#### ВЫБРАННЫЙ ОТРЫВОК
───

Лишь одно наставление гуру мне дал:
Двигаться снаружи — внутрь.
Он попал в самую точку.
Так я осознала себя и сбросила покров.
Осознав Себя, в свободе начала танцевать.
Религиозно-нравственное брожение Индии середины 14-го века не обошло и Кашмир. В то время, когда богослужение из разрушенных индуистских храмов переместилось в дома и самовозникшие природные (сваямбху) алтари, из Средней Азии и Персии, в течение двухсот лет находившихся под влиянием буддизма Махаяны и Упанишад, в Кашмир пришло мистическое учение, взывавшее к сердцу, нежели к уму, и говорившее на языке народа. Кашмир с его богатейшей духовной традицией, с пониманием принял гуманистические, внекастовые, внерелигиозные, напрямую обращенные к Богу внутри, взгляды суфиев и произвел на свет нескольких святых, сама жизнь которых и была их философией и йогой. И ярчайшей звездой среди них была Лаллешвари, чьи вакх (изречения) до сих пор наизусть помнят в Кашмире, и не только. Она стала первой в блестящей плеяде средневековых поэтов-мистиков Индии, таких как Кабир, Тулсидас, Гуру Нанак, Мирабаи.

───

#### ЗАДАНИЯ
a. Откуда, согласно отрывку о Лаллешвари, в Кашмир пришло мистическое учение?
b. Перепишите из отрывка о Лаллешвари кусок, начиная со слов «Религиозно-нравственное брожение Индии» и до слов «Гуру Нанак, Мирабаи.» включительно.

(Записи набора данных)

───

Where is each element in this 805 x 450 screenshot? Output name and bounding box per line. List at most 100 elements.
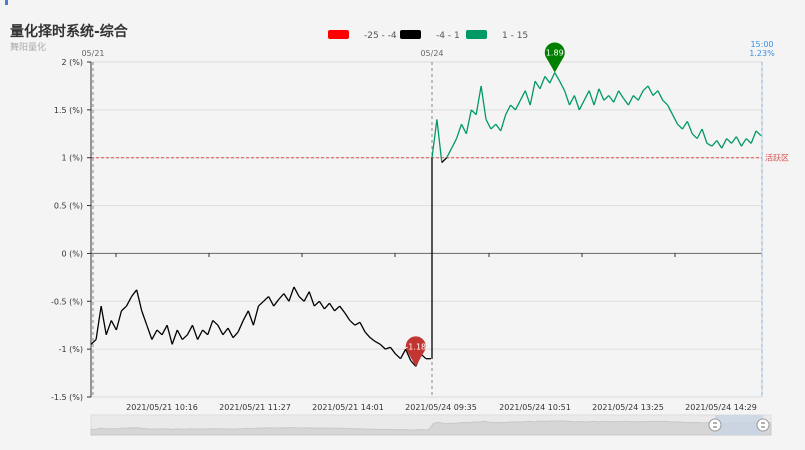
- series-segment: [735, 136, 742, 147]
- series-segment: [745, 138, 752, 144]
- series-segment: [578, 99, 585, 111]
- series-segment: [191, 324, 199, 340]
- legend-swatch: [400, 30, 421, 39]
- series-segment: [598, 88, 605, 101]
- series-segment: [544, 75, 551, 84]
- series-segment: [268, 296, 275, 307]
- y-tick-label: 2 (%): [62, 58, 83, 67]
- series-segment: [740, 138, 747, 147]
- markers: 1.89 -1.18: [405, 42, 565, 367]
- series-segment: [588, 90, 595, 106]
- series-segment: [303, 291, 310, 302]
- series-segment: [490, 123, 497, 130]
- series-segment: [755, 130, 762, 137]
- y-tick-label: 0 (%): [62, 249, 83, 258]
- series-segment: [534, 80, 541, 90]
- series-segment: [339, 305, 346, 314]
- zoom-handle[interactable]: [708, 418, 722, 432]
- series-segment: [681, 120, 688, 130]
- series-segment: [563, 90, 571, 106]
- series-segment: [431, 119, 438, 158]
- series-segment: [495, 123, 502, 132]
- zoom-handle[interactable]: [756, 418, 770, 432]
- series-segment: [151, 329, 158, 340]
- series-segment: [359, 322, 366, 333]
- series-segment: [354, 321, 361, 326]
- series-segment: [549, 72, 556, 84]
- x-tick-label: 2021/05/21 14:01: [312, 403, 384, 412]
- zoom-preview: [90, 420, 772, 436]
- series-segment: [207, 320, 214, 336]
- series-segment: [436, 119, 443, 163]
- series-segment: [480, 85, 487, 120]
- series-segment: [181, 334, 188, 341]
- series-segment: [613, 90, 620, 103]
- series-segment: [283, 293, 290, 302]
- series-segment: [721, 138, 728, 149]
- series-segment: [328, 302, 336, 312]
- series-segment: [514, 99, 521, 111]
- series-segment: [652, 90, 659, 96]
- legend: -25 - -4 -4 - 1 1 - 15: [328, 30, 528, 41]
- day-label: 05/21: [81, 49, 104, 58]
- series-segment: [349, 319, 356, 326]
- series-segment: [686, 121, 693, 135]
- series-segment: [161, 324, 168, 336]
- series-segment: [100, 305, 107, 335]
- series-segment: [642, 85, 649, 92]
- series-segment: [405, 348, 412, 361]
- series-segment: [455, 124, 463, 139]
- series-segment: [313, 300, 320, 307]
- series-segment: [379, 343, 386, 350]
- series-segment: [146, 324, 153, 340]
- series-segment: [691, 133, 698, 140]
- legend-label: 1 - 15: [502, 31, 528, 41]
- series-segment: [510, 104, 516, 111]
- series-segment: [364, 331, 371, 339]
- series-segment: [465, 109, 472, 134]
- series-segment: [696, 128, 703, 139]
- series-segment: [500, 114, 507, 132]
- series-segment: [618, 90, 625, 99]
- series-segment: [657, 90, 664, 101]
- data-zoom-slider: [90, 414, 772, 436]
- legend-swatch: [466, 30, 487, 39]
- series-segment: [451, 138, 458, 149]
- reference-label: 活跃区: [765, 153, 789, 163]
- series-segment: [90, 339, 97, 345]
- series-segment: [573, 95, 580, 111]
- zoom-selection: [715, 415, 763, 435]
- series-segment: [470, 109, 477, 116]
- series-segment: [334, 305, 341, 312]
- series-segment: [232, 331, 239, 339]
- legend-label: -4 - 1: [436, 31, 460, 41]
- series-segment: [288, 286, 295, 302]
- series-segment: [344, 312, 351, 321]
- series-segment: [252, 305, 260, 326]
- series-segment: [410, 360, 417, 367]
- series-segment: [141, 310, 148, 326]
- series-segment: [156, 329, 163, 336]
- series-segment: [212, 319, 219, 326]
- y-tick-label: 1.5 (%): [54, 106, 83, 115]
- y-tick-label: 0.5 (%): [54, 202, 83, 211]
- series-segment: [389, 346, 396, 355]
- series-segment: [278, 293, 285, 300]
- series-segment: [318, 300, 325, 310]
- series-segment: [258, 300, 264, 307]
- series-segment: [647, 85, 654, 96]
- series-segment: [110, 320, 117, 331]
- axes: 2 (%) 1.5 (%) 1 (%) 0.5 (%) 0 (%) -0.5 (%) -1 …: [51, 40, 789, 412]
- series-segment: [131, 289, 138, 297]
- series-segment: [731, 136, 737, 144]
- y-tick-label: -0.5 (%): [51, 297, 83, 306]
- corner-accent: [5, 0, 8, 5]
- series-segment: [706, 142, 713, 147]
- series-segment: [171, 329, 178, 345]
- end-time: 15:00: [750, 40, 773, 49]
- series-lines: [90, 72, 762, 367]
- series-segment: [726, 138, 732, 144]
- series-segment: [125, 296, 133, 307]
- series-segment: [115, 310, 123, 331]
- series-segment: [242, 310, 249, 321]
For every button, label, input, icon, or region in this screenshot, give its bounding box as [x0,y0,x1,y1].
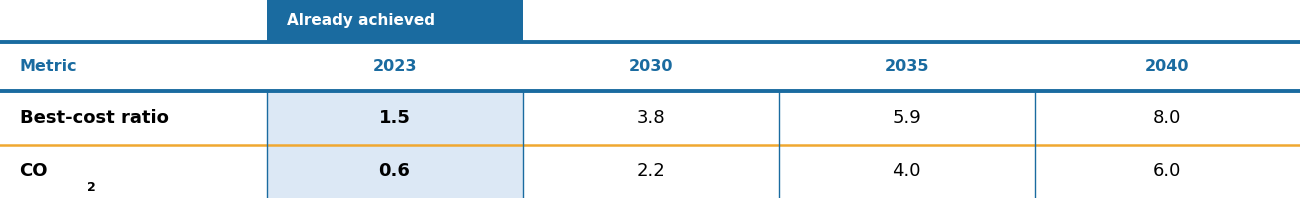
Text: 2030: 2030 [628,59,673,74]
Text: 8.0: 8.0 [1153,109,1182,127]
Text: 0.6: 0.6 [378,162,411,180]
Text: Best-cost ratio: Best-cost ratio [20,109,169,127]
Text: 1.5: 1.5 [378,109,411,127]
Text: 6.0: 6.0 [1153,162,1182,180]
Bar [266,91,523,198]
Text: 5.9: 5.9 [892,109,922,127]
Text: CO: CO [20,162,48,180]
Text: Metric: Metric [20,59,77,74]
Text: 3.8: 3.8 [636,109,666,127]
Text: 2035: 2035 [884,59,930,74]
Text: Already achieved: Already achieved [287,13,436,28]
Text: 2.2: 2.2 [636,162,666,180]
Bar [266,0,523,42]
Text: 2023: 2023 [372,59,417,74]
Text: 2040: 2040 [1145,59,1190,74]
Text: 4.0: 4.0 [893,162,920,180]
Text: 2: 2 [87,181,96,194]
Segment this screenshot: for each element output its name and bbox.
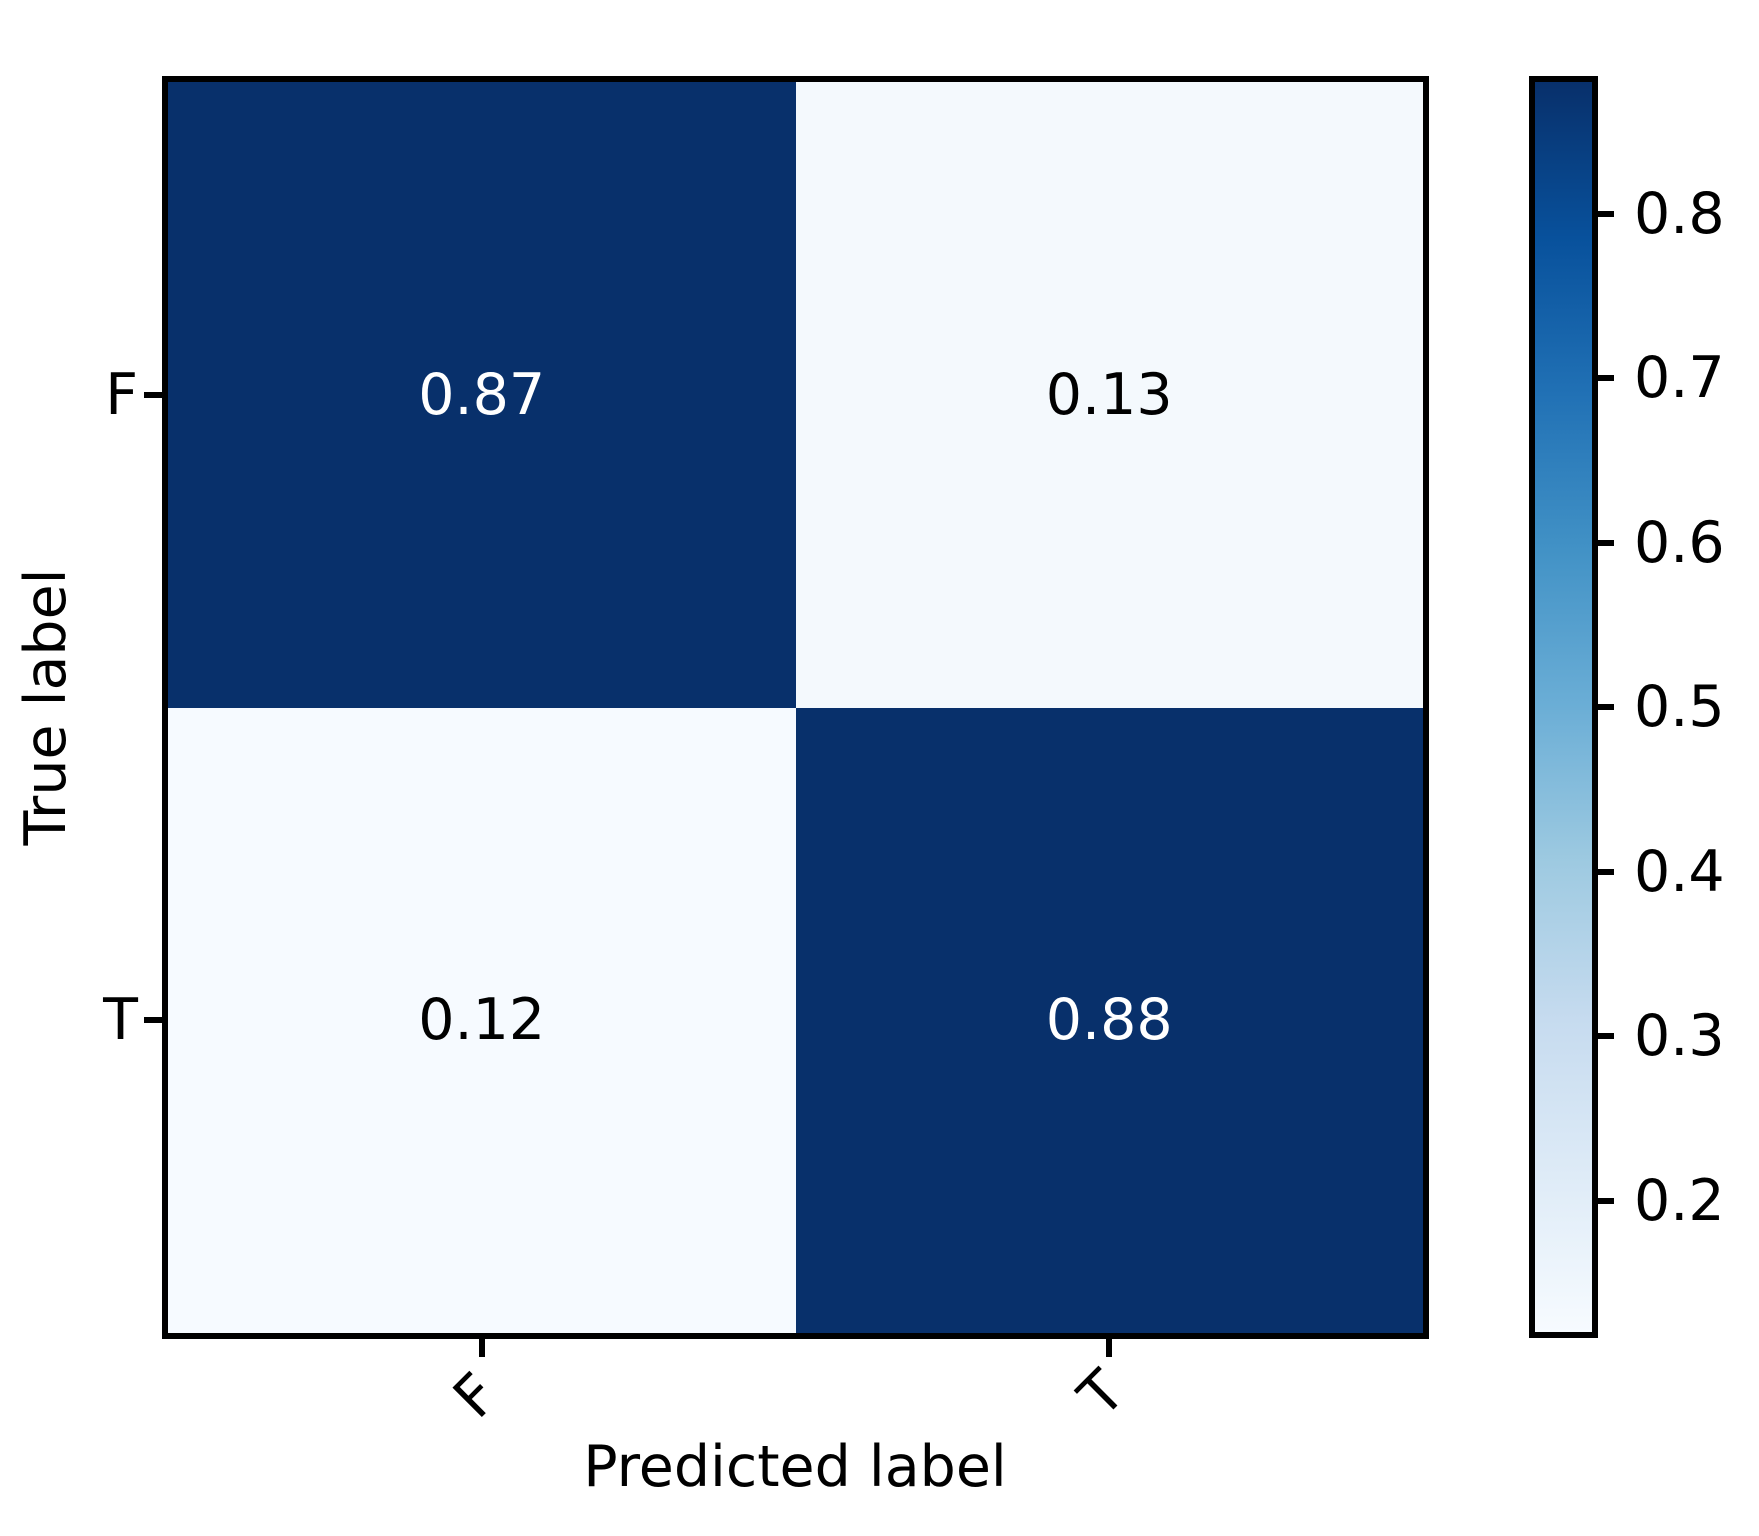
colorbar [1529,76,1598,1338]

───

#### ОТВЕТЫ
a. Из Средней Азии и Персии.

b.
Религиозно-нравственное брожение Индии середины 14-го века не обошло и Кашмир. В то время, когда богослужение из разрушенных индуистских храмов переместилось в дома и самовозникшие природные (сваямбху) алтари, из Средней Азии и Персии, в течение двухсот лет находившихся под влиянием буддизма Махаяны и Упанишад, в Кашмир пришло мистическое учение, взывавшее к сердцу, нежели к уму, и говорившее на языке народа. Кашмир с его богатейшей духовной традицией, с пониманием принял гуманистические, внекастовые, внерелигиозные, напрямую обращенные к Богу внутри, взгляды суфиев и произвел на свет нескольких святых, сама жизнь которых и была их философией и йогой. И ярчайшей звездой среди них была Лаллешвари, чьи вакх (изречения) до сих пор наизусть помнят в Кашмире, и не только. Она стала первой в блестящей плеяде средневековых поэтов-мистиков Индии, таких как Кабир, Тулсидас, Гуру Нанак, Мирабаи.